--- begin Exercise materials ---

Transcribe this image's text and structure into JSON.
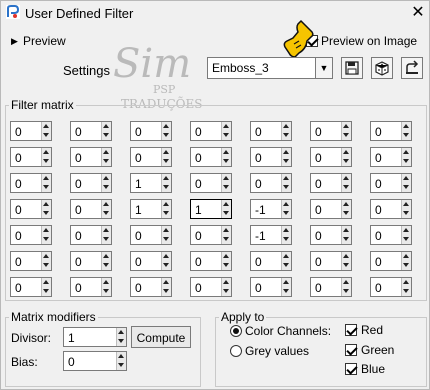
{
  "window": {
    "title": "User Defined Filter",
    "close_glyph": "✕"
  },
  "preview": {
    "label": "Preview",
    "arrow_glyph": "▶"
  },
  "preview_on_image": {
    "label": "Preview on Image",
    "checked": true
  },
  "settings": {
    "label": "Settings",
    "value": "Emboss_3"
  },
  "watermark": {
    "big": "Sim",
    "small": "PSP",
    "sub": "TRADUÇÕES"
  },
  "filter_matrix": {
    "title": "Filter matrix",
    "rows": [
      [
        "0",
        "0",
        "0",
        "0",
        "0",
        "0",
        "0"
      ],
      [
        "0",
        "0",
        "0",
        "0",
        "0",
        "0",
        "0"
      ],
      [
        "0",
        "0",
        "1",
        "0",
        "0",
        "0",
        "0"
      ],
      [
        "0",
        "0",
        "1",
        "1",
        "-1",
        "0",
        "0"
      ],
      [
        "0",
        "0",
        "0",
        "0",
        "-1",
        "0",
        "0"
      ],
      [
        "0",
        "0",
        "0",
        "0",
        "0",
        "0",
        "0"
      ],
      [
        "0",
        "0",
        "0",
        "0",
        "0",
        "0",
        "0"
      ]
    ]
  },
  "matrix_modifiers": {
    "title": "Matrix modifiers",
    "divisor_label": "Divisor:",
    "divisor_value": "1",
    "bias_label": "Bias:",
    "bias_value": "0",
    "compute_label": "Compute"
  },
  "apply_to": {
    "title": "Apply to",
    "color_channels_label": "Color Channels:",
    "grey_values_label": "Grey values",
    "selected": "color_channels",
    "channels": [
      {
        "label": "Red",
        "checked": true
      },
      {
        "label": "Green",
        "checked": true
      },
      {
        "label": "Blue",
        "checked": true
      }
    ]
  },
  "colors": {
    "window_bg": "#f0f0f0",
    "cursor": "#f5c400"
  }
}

--- end Exercise materials ---
--- begin Exercise materials ---

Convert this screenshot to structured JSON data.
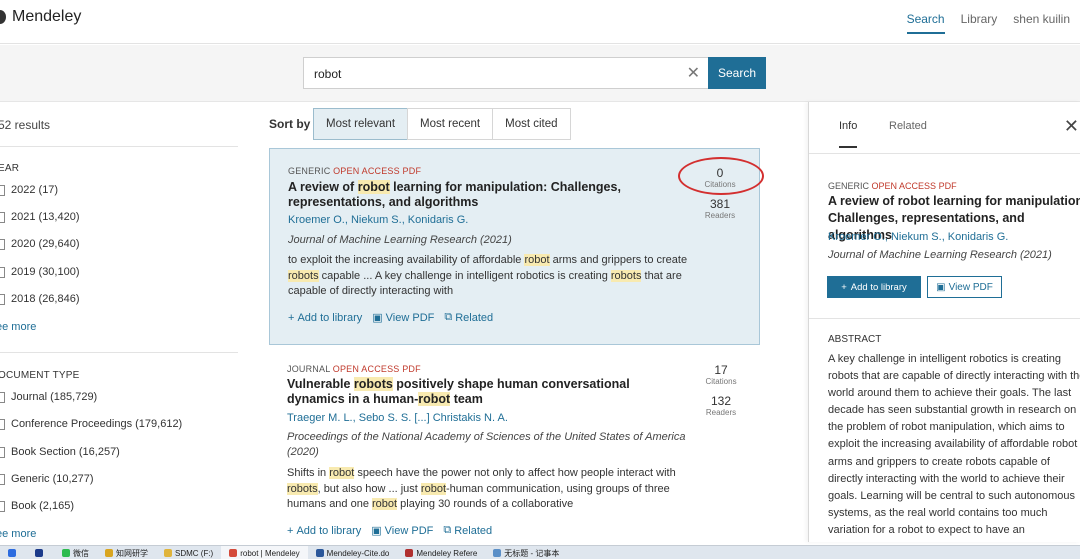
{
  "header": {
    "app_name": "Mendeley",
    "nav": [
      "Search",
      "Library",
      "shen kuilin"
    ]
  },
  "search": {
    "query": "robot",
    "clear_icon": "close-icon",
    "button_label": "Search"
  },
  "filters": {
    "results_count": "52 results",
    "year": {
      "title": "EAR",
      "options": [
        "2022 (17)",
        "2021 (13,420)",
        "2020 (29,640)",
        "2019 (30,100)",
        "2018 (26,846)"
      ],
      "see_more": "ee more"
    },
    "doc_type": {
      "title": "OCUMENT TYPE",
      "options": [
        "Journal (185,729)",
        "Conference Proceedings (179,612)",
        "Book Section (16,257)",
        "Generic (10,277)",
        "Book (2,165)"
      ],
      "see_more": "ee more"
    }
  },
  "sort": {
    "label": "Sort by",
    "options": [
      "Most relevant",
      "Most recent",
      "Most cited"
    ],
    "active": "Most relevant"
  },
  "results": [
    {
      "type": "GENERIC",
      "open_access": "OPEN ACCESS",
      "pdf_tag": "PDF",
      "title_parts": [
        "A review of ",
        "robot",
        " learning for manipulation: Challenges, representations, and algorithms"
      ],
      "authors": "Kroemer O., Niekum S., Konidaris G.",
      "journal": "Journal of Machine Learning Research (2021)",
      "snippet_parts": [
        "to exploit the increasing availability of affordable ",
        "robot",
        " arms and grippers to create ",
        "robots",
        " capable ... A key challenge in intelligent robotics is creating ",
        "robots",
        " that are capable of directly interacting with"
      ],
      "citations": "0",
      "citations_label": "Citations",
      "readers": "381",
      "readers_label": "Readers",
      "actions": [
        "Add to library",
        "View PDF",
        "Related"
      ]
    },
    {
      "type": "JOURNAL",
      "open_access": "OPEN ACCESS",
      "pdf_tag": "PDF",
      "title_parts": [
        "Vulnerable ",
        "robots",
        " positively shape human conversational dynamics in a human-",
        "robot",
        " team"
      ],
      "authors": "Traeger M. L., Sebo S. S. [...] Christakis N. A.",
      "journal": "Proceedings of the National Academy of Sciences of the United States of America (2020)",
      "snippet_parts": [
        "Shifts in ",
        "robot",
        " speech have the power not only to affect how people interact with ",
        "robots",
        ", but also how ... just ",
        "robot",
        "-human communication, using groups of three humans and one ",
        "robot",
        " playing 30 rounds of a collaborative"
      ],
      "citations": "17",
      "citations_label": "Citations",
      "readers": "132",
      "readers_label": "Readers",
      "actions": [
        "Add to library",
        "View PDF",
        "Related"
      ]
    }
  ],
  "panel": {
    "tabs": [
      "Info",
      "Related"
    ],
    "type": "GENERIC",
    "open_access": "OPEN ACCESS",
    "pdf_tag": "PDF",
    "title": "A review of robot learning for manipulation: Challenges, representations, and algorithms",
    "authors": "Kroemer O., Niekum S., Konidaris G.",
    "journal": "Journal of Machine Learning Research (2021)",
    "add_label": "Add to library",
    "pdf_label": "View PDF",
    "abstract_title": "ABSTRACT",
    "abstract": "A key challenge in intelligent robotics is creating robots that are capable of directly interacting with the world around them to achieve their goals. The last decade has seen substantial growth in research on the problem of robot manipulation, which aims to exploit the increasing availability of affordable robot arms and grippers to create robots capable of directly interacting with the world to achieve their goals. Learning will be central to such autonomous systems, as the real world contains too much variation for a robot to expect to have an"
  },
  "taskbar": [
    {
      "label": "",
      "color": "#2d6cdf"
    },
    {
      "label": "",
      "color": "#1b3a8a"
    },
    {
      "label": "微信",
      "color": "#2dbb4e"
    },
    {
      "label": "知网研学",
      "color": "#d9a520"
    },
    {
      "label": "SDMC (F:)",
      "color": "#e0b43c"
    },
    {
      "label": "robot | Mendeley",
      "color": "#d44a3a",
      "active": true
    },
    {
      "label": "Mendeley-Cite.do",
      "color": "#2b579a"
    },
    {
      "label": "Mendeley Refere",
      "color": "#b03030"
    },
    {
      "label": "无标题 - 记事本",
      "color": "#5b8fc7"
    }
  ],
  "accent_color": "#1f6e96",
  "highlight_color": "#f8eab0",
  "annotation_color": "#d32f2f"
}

--- end Exercise materials ---

Extract lines where the string "Konidaris" occurs.

Reply to the task:
      "authors": "Kroemer O., Niekum S., Konidaris G.",
    "authors": "Kroemer O., Niekum S., Konidaris G.",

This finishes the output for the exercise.